--- GOAL OF THE EXERCISE ---
Return every entry below verbatim, without changing a single character.
###
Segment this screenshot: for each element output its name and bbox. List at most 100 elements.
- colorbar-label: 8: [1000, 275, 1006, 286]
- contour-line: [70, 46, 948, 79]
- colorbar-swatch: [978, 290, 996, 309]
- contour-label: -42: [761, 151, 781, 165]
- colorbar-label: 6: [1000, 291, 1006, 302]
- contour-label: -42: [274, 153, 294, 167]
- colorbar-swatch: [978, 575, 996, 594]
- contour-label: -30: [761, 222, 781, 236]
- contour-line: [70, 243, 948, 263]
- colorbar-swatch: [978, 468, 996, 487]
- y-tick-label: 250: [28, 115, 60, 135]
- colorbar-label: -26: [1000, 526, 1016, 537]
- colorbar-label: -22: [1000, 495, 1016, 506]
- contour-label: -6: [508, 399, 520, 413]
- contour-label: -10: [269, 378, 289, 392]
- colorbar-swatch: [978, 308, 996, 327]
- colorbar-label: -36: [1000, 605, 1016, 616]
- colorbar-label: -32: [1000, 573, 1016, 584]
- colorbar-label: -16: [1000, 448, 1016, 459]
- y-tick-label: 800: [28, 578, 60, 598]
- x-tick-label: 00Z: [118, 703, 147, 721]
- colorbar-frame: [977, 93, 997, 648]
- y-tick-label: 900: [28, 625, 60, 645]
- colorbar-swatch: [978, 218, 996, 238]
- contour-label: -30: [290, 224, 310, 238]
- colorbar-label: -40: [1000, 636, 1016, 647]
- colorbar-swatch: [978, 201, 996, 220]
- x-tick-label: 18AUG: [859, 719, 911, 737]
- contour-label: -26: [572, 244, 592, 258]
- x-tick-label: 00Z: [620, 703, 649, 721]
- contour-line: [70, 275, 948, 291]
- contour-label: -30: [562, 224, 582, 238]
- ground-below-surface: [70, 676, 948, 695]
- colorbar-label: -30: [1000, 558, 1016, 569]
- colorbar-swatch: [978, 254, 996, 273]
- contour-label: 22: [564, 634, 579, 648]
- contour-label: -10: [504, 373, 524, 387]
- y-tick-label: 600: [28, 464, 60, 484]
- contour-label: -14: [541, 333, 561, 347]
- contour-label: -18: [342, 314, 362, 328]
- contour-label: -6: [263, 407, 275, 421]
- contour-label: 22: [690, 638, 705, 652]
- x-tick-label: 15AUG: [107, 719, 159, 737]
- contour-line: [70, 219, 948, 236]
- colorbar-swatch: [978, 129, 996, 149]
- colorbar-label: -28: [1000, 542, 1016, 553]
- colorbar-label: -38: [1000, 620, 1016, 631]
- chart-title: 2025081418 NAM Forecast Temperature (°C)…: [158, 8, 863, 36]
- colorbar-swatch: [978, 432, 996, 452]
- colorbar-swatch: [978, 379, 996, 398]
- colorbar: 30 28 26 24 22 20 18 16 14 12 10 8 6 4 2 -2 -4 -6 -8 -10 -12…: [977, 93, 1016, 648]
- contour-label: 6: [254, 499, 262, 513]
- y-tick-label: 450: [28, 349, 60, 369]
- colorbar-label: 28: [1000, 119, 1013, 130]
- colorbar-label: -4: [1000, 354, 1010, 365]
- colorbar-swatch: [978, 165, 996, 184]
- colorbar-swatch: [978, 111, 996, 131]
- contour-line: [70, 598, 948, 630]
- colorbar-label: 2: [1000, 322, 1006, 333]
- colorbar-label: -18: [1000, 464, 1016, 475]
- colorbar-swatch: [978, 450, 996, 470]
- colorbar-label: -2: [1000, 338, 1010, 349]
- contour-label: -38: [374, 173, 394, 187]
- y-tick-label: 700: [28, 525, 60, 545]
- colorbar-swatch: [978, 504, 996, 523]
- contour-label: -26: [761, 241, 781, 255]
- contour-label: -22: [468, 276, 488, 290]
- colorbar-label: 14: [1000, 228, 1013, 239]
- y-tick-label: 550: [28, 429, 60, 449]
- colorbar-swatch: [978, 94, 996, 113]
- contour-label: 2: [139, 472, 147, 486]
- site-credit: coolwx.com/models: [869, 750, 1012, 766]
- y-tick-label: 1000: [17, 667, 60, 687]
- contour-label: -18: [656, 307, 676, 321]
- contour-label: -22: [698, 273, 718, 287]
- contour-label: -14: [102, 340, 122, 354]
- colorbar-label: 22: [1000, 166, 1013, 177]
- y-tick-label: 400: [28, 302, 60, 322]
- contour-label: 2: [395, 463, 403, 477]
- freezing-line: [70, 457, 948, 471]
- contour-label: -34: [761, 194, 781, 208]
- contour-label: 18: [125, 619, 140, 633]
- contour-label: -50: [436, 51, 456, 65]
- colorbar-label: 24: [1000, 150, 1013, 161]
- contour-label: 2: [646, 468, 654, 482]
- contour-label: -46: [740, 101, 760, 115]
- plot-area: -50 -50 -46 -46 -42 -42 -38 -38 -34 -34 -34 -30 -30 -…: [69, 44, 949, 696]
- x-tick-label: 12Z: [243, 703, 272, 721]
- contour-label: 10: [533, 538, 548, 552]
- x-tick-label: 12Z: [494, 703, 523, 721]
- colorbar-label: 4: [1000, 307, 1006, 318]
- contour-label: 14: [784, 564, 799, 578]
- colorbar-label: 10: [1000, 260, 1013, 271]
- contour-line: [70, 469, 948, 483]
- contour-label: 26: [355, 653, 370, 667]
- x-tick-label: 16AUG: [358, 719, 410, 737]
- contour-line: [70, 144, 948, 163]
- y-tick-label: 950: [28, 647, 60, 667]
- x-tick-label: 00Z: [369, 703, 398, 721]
###
--- RESULT ---
Segment this screenshot: for each element output its name and bbox. List at most 100 elements.
- colorbar-label: 8: [1000, 275, 1006, 286]
- contour-line: [70, 46, 948, 79]
- colorbar-swatch: [978, 290, 996, 309]
- contour-label: -42: [761, 151, 781, 165]
- colorbar-label: 6: [1000, 291, 1006, 302]
- contour-label: -42: [274, 153, 294, 167]
- colorbar-swatch: [978, 575, 996, 594]
- contour-label: -30: [761, 222, 781, 236]
- contour-line: [70, 243, 948, 263]
- colorbar-swatch: [978, 468, 996, 487]
- y-tick-label: 250: [28, 115, 60, 135]
- colorbar-label: -26: [1000, 526, 1016, 537]
- colorbar-label: -22: [1000, 495, 1016, 506]
- contour-label: -6: [508, 399, 520, 413]
- contour-label: -10: [269, 378, 289, 392]
- colorbar-swatch: [978, 308, 996, 327]
- colorbar-label: -36: [1000, 605, 1016, 616]
- colorbar-label: -32: [1000, 573, 1016, 584]
- colorbar-label: -16: [1000, 448, 1016, 459]
- y-tick-label: 800: [28, 578, 60, 598]
- x-tick-label: 00Z: [118, 703, 147, 721]
- colorbar-frame: [977, 93, 997, 648]
- y-tick-label: 900: [28, 625, 60, 645]
- colorbar-swatch: [978, 218, 996, 238]
- contour-label: -30: [290, 224, 310, 238]
- colorbar-label: -40: [1000, 636, 1016, 647]
- colorbar-swatch: [978, 201, 996, 220]
- x-tick-label: 18AUG: [859, 719, 911, 737]
- contour-label: -26: [572, 244, 592, 258]
- x-tick-label: 00Z: [620, 703, 649, 721]
- contour-line: [70, 275, 948, 291]
- contour-label: -30: [562, 224, 582, 238]
- ground-below-surface: [70, 676, 948, 695]
- colorbar-label: -30: [1000, 558, 1016, 569]
- colorbar-swatch: [978, 254, 996, 273]
- contour-label: 22: [564, 634, 579, 648]
- contour-label: -10: [504, 373, 524, 387]
- y-tick-label: 600: [28, 464, 60, 484]
- contour-label: -14: [541, 333, 561, 347]
- contour-label: -18: [342, 314, 362, 328]
- contour-label: -6: [263, 407, 275, 421]
- contour-label: 22: [690, 638, 705, 652]
- x-tick-label: 15AUG: [107, 719, 159, 737]
- contour-line: [70, 219, 948, 236]
- colorbar-swatch: [978, 129, 996, 149]
- colorbar-label: -28: [1000, 542, 1016, 553]
- colorbar-label: -38: [1000, 620, 1016, 631]
- chart-title: 2025081418 NAM Forecast Temperature (°C)…: [158, 8, 863, 36]
- colorbar-swatch: [978, 432, 996, 452]
- colorbar-swatch: [978, 379, 996, 398]
- colorbar: 30 28 26 24 22 20 18 16 14 12 10 8 6 4 2 -2 -4 -6 -8 -10 -12…: [977, 93, 1016, 648]
- contour-label: 6: [254, 499, 262, 513]
- y-tick-label: 450: [28, 349, 60, 369]
- colorbar-label: 28: [1000, 119, 1013, 130]
- colorbar-label: -4: [1000, 354, 1010, 365]
- colorbar-swatch: [978, 165, 996, 184]
- colorbar-swatch: [978, 111, 996, 131]
- contour-line: [70, 598, 948, 630]
- colorbar-label: 2: [1000, 322, 1006, 333]
- colorbar-label: -18: [1000, 464, 1016, 475]
- colorbar-swatch: [978, 450, 996, 470]
- colorbar-label: -2: [1000, 338, 1010, 349]
- contour-label: -38: [374, 173, 394, 187]
- y-tick-label: 700: [28, 525, 60, 545]
- colorbar-swatch: [978, 504, 996, 523]
- contour-label: -26: [761, 241, 781, 255]
- contour-label: -22: [468, 276, 488, 290]
- colorbar-label: 14: [1000, 228, 1013, 239]
- y-tick-label: 550: [28, 429, 60, 449]
- colorbar-swatch: [978, 94, 996, 113]
- contour-label: 2: [139, 472, 147, 486]
- site-credit: coolwx.com/models: [869, 750, 1012, 766]
- y-tick-label: 1000: [17, 667, 60, 687]
- contour-label: -18: [656, 307, 676, 321]
- contour-label: -22: [698, 273, 718, 287]
- contour-label: -14: [102, 340, 122, 354]
- colorbar-label: 22: [1000, 166, 1013, 177]
- y-tick-label: 400: [28, 302, 60, 322]
- contour-label: 2: [395, 463, 403, 477]
- freezing-line: [70, 457, 948, 471]
- contour-label: -34: [761, 194, 781, 208]
- contour-label: 18: [125, 619, 140, 633]
- contour-label: -50: [436, 51, 456, 65]
- colorbar-label: 24: [1000, 150, 1013, 161]
- contour-label: 2: [646, 468, 654, 482]
- contour-label: -46: [740, 101, 760, 115]
- plot-area: -50 -50 -46 -46 -42 -42 -38 -38 -34 -34 -34 -30 -30 -…: [69, 44, 949, 696]
- x-tick-label: 12Z: [243, 703, 272, 721]
- contour-label: 10: [533, 538, 548, 552]
- x-tick-label: 12Z: [494, 703, 523, 721]
- colorbar-label: 4: [1000, 307, 1006, 318]
- contour-label: 14: [784, 564, 799, 578]
- colorbar-label: 10: [1000, 260, 1013, 271]
- contour-line: [70, 469, 948, 483]
- contour-label: 26: [355, 653, 370, 667]
- x-tick-label: 16AUG: [358, 719, 410, 737]
- contour-line: [70, 144, 948, 163]
- y-tick-label: 950: [28, 647, 60, 667]
- x-tick-label: 00Z: [369, 703, 398, 721]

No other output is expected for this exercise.